- **Prompt**:
Gather, from the data below, each line in which the word "многоканальное" occurs.

— Begin Supplied data —

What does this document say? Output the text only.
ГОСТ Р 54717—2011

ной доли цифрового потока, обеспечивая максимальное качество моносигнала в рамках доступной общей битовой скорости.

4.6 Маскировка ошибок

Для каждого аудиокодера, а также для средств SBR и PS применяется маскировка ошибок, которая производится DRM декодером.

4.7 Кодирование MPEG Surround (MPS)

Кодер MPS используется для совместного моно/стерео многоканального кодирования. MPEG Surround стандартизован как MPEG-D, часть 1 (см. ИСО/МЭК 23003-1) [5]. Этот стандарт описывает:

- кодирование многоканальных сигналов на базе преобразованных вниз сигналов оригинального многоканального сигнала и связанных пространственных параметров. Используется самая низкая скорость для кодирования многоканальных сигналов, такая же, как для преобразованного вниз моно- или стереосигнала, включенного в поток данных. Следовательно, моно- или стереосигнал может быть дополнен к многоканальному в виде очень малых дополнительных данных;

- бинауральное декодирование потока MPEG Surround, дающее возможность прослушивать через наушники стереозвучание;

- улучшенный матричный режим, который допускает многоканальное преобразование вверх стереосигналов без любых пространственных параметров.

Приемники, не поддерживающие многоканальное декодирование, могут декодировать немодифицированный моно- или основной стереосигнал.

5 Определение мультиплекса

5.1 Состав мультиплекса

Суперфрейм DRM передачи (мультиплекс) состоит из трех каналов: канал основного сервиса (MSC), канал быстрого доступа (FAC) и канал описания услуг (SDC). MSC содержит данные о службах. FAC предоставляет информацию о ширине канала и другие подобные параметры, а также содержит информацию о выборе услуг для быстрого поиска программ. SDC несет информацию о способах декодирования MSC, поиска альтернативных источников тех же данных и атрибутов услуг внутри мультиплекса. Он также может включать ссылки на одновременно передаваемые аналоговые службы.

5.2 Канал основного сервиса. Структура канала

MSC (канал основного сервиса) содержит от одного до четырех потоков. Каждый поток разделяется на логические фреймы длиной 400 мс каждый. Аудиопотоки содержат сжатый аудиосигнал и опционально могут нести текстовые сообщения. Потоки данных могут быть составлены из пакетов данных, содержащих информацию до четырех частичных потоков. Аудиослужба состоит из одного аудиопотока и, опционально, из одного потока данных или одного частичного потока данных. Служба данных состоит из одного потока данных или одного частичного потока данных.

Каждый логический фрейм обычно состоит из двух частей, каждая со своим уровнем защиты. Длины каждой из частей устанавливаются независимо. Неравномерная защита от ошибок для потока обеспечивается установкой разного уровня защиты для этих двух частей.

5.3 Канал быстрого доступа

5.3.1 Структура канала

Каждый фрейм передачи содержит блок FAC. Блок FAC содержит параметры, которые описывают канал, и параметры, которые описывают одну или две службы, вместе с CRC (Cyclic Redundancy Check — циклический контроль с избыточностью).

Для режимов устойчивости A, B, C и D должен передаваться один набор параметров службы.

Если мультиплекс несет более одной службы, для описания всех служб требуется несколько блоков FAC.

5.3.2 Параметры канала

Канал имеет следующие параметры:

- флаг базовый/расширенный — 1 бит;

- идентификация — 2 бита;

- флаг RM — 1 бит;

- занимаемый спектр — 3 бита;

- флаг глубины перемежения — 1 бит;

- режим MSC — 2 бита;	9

— End Supplied data —

- **Solved problem**:
- улучшенный матричный режим, который допускает многоканальное преобразование вверх стереосигналов без любых пространственных параметров.
Приемники, не поддерживающие многоканальное декодирование, могут декодировать немодифицированный моно- или основной стереосигнал.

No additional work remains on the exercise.